▶ _DESCRIPTION OF THE TASK_
Write down each entry again, exactly as it reads.

Records from a dataset
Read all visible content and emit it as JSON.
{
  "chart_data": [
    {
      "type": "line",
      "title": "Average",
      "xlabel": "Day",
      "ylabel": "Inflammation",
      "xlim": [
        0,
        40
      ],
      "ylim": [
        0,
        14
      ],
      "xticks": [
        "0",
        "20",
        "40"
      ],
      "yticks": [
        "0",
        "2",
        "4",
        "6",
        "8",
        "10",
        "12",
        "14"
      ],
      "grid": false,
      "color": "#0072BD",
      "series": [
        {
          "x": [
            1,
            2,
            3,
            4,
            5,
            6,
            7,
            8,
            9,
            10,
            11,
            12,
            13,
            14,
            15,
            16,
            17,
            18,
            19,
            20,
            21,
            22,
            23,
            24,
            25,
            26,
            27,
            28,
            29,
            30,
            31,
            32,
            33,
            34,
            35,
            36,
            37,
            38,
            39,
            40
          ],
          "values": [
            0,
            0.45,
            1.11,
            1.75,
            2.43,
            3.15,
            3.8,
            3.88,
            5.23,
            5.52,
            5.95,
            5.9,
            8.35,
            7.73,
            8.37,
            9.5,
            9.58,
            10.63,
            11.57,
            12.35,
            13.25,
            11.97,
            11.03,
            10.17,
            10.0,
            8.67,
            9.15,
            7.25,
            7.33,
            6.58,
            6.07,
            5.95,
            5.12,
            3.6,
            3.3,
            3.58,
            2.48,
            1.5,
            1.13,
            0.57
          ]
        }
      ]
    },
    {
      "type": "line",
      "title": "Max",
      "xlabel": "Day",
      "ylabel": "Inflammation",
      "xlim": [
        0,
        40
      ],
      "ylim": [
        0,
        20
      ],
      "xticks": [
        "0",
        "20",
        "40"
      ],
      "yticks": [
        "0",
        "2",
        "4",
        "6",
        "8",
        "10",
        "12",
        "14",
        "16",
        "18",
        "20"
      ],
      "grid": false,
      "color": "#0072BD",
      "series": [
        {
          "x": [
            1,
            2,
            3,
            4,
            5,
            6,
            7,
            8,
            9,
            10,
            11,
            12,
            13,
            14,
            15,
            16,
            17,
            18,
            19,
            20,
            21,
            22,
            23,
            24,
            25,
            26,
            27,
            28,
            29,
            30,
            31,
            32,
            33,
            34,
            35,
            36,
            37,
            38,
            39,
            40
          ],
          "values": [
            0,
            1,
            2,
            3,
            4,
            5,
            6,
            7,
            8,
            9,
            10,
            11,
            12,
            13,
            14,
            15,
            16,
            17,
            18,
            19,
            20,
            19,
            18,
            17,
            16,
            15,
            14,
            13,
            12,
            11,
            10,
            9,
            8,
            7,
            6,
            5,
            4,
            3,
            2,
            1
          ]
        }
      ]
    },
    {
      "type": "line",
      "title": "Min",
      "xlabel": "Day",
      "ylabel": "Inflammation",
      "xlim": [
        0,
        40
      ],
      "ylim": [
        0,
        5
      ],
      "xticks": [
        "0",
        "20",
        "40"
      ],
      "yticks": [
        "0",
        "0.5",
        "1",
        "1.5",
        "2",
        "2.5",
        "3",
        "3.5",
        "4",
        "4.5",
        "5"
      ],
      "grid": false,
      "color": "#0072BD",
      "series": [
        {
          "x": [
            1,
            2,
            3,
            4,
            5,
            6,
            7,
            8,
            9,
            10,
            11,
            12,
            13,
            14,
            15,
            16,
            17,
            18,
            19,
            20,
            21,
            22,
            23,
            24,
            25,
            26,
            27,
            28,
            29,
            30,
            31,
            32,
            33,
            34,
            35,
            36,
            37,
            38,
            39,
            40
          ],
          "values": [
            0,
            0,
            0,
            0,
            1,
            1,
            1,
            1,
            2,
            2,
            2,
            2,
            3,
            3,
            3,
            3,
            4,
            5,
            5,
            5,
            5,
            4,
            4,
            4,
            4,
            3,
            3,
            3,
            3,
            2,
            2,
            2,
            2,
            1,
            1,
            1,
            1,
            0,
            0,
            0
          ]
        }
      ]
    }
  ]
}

▶ _RESULT OF THIS TASK_
Read all visible content and emit it as JSON.
{
  "chart_data": [
    {
      "type": "line",
      "title": "Average",
      "xlabel": "Day",
      "ylabel": "Inflammation",
      "xlim": [
        0,
        40
      ],
      "ylim": [
        0,
        14
      ],
      "xticks": [
        "0",
        "20",
        "40"
      ],
      "yticks": [
        "0",
        "2",
        "4",
        "6",
        "8",
        "10",
        "12",
        "14"
      ],
      "grid": false,
      "color": "#0072BD",
      "series": [
        {
          "x": [
            1,
            2,
            3,
            4,
            5,
            6,
            7,
            8,
            9,
            10,
            11,
            12,
            13,
            14,
            15,
            16,
            17,
            18,
            19,
            20,
            21,
            22,
            23,
            24,
            25,
            26,
            27,
            28,
            29,
            30,
            31,
            32,
            33,
            34,
            35,
            36,
            37,
            38,
            39,
            40
          ],
          "values": [
            0,
            0.45,
            1.11,
            1.75,
            2.43,
            3.15,
            3.8,
            3.88,
            5.23,
            5.52,
            5.95,
            5.9,
            8.35,
            7.73,
            8.37,
            9.5,
            9.58,
            10.63,
            11.57,
            12.35,
            13.25,
            11.97,
            11.03,
            10.17,
            10.0,
            8.67,
            9.15,
            7.25,
            7.33,
            6.58,
            6.07,
            5.95,
            5.12,
            3.6,
            3.3,
            3.58,
            2.48,
            1.5,
            1.13,
            0.57
          ]
        }
      ]
    },
    {
      "type": "line",
      "title": "Max",
      "xlabel": "Day",
      "ylabel": "Inflammation",
      "xlim": [
        0,
        40
      ],
      "ylim": [
        0,
        20
      ],
      "xticks": [
        "0",
        "20",
        "40"
      ],
      "yticks": [
        "0",
        "2",
        "4",
        "6",
        "8",
        "10",
        "12",
        "14",
        "16",
        "18",
        "20"
      ],
      "grid": false,
      "color": "#0072BD",
      "series": [
        {
          "x": [
            1,
            2,
            3,
            4,
            5,
            6,
            7,
            8,
            9,
            10,
            11,
            12,
            13,
            14,
            15,
            16,
            17,
            18,
            19,
            20,
            21,
            22,
            23,
            24,
            25,
            26,
            27,
            28,
            29,
            30,
            31,
            32,
            33,
            34,
            35,
            36,
            37,
            38,
            39,
            40
          ],
          "values": [
            0,
            1,
            2,
            3,
            4,
            5,
            6,
            7,
            8,
            9,
            10,
            11,
            12,
            13,
            14,
            15,
            16,
            17,
            18,
            19,
            20,
            19,
            18,
            17,
            16,
            15,
            14,
            13,
            12,
            11,
            10,
            9,
            8,
            7,
            6,
            5,
            4,
            3,
            2,
            1
          ]
        }
      ]
    },
    {
      "type": "line",
      "title": "Min",
      "xlabel": "Day",
      "ylabel": "Inflammation",
      "xlim": [
        0,
        40
      ],
      "ylim": [
        0,
        5
      ],
      "xticks": [
        "0",
        "20",
        "40"
      ],
      "yticks": [
        "0",
        "0.5",
        "1",
        "1.5",
        "2",
        "2.5",
        "3",
        "3.5",
        "4",
        "4.5",
        "5"
      ],
      "grid": false,
      "color": "#0072BD",
      "series": [
        {
          "x": [
            1,
            2,
            3,
            4,
            5,
            6,
            7,
            8,
            9,
            10,
            11,
            12,
            13,
            14,
            15,
            16,
            17,
            18,
            19,
            20,
            21,
            22,
            23,
            24,
            25,
            26,
            27,
            28,
            29,
            30,
            31,
            32,
            33,
            34,
            35,
            36,
            37,
            38,
            39,
            40
          ],
          "values": [
            0,
            0,
            0,
            0,
            1,
            1,
            1,
            1,
            2,
            2,
            2,
            2,
            3,
            3,
            3,
            3,
            4,
            5,
            5,
            5,
            5,
            4,
            4,
            4,
            4,
            3,
            3,
            3,
            3,
            2,
            2,
            2,
            2,
            1,
            1,
            1,
            1,
            0,
            0,
            0
          ]
        }
      ]
    }
  ]
}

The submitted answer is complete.